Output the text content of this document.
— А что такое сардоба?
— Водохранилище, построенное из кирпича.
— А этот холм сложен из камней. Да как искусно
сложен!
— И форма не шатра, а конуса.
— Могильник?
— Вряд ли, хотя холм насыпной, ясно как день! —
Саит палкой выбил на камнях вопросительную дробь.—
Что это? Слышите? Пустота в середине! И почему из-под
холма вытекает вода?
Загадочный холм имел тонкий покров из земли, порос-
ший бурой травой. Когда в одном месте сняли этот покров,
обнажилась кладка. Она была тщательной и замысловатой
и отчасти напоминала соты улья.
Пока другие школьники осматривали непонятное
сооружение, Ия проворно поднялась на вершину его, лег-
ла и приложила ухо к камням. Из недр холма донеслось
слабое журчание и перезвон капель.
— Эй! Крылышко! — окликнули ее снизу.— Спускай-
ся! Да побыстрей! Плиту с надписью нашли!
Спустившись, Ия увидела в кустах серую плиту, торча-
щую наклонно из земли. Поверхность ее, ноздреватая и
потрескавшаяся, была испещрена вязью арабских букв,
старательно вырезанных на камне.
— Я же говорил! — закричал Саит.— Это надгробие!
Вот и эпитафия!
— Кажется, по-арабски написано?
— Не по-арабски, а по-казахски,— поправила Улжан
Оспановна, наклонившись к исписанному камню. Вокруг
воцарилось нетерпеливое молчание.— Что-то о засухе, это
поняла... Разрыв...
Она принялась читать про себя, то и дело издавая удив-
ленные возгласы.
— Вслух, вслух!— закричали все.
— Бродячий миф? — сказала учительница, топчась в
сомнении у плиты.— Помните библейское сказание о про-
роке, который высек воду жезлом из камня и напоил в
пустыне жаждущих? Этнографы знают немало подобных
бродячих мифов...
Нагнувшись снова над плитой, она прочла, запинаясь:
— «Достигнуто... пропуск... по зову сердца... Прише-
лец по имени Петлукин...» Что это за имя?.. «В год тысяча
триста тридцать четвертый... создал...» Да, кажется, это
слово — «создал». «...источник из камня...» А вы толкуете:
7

EXERCISE OBJECTIVE: Send back all of the entries exactly, with nothing missing.

EXERCISE ANSWER:
Output the text content of this document.
— А что такое сардоба?
— Водохранилище, построенное из кирпича.
— А этот холм сложен из камней. Да как искусно
сложен!
— И форма не шатра, а конуса.
— Могильник?
— Вряд ли, хотя холм насыпной, ясно как день! —
Саит палкой выбил на камнях вопросительную дробь.—
Что это? Слышите? Пустота в середине! И почему из-под
холма вытекает вода?
Загадочный холм имел тонкий покров из земли, порос-
ший бурой травой. Когда в одном месте сняли этот покров,
обнажилась кладка. Она была тщательной и замысловатой
и отчасти напоминала соты улья.
Пока другие школьники осматривали непонятное
сооружение, Ия проворно поднялась на вершину его, лег-
ла и приложила ухо к камням. Из недр холма донеслось
слабое журчание и перезвон капель.
— Эй! Крылышко! — окликнули ее снизу.— Спускай-
ся! Да побыстрей! Плиту с надписью нашли!
Спустившись, Ия увидела в кустах серую плиту, торча-
щую наклонно из земли. Поверхность ее, ноздреватая и
потрескавшаяся, была испещрена вязью арабских букв,
старательно вырезанных на камне.
— Я же говорил! — закричал Саит.— Это надгробие!
Вот и эпитафия!
— Кажется, по-арабски написано?
— Не по-арабски, а по-казахски,— поправила Улжан
Оспановна, наклонившись к исписанному камню. Вокруг
воцарилось нетерпеливое молчание.— Что-то о засухе, это
поняла... Разрыв...
Она принялась читать про себя, то и дело издавая удив-
ленные возгласы.
— Вслух, вслух!— закричали все.
— Бродячий миф? — сказала учительница, топчась в
сомнении у плиты.— Помните библейское сказание о про-
роке, который высек воду жезлом из камня и напоил в
пустыне жаждущих? Этнографы знают немало подобных
бродячих мифов...
Нагнувшись снова над плитой, она прочла, запинаясь:
— «Достигнуто... пропуск... по зову сердца... Прише-
лец по имени Петлукин...» Что это за имя?.. «В год тысяча
триста тридцать четвертый... создал...» Да, кажется, это
слово — «создал». «...источник из камня...» А вы толкуете:
7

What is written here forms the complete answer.